CHALLENGE> Collect the lines of the entries where "door" shows up.

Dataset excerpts

★ ★ ★

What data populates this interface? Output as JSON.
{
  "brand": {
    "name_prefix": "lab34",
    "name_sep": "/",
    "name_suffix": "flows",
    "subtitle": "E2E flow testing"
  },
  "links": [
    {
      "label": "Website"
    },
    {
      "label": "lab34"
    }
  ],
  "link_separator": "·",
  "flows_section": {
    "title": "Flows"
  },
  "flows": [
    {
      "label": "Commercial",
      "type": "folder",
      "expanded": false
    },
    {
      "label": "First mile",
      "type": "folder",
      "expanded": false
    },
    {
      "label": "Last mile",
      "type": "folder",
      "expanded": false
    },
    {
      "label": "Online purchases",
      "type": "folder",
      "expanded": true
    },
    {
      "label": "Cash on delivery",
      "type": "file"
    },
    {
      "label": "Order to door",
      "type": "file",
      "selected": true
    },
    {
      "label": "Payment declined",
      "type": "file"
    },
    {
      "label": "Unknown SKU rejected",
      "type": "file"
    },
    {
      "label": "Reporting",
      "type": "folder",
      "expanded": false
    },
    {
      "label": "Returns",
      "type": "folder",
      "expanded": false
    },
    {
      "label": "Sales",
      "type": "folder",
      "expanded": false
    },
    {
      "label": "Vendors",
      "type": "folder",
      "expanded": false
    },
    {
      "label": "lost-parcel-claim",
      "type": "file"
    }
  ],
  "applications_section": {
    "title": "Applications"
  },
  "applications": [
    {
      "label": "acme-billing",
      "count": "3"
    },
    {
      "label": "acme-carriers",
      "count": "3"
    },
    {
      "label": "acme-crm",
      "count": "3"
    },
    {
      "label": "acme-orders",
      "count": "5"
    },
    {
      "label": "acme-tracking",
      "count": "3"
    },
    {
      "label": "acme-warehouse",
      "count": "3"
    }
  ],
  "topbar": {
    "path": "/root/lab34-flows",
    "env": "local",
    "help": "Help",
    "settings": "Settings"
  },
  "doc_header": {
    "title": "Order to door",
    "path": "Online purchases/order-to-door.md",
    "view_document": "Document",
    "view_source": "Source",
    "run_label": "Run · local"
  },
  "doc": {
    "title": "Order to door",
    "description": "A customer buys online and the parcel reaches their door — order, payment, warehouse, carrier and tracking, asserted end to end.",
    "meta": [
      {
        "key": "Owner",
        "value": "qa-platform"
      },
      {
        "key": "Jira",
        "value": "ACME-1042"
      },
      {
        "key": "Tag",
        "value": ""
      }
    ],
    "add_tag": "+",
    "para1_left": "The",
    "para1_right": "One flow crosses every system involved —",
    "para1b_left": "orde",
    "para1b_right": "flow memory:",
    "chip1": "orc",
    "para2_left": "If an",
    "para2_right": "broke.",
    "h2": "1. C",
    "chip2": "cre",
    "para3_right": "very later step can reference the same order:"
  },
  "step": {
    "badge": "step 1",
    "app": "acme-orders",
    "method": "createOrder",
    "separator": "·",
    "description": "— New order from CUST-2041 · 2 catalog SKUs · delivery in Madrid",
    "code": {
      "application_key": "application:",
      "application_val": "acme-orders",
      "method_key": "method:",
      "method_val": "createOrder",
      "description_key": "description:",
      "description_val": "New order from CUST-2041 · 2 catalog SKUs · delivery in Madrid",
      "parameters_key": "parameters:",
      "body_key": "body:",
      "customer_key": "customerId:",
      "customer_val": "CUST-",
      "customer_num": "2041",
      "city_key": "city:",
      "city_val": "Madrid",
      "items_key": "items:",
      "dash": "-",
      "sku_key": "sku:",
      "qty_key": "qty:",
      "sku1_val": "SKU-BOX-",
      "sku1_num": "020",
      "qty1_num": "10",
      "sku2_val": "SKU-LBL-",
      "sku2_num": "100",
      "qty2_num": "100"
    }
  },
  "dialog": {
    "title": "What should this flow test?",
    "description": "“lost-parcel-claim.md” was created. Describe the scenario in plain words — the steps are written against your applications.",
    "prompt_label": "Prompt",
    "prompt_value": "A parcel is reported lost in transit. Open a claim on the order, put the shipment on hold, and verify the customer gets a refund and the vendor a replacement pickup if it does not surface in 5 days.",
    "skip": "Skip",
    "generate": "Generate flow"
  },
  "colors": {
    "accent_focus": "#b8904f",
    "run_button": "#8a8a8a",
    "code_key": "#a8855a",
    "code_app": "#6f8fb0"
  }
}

★ ★ ★

ANSWER TO THE TASK>
      "label": "Order to door",
    "title": "Order to door",
    "path": "Online purchases/order-to-door.md",
    "title": "Order to door",
    "description": "A customer buys online and the parcel reaches their door — order, payment, warehouse, carrier and tracking, asserted end to end.",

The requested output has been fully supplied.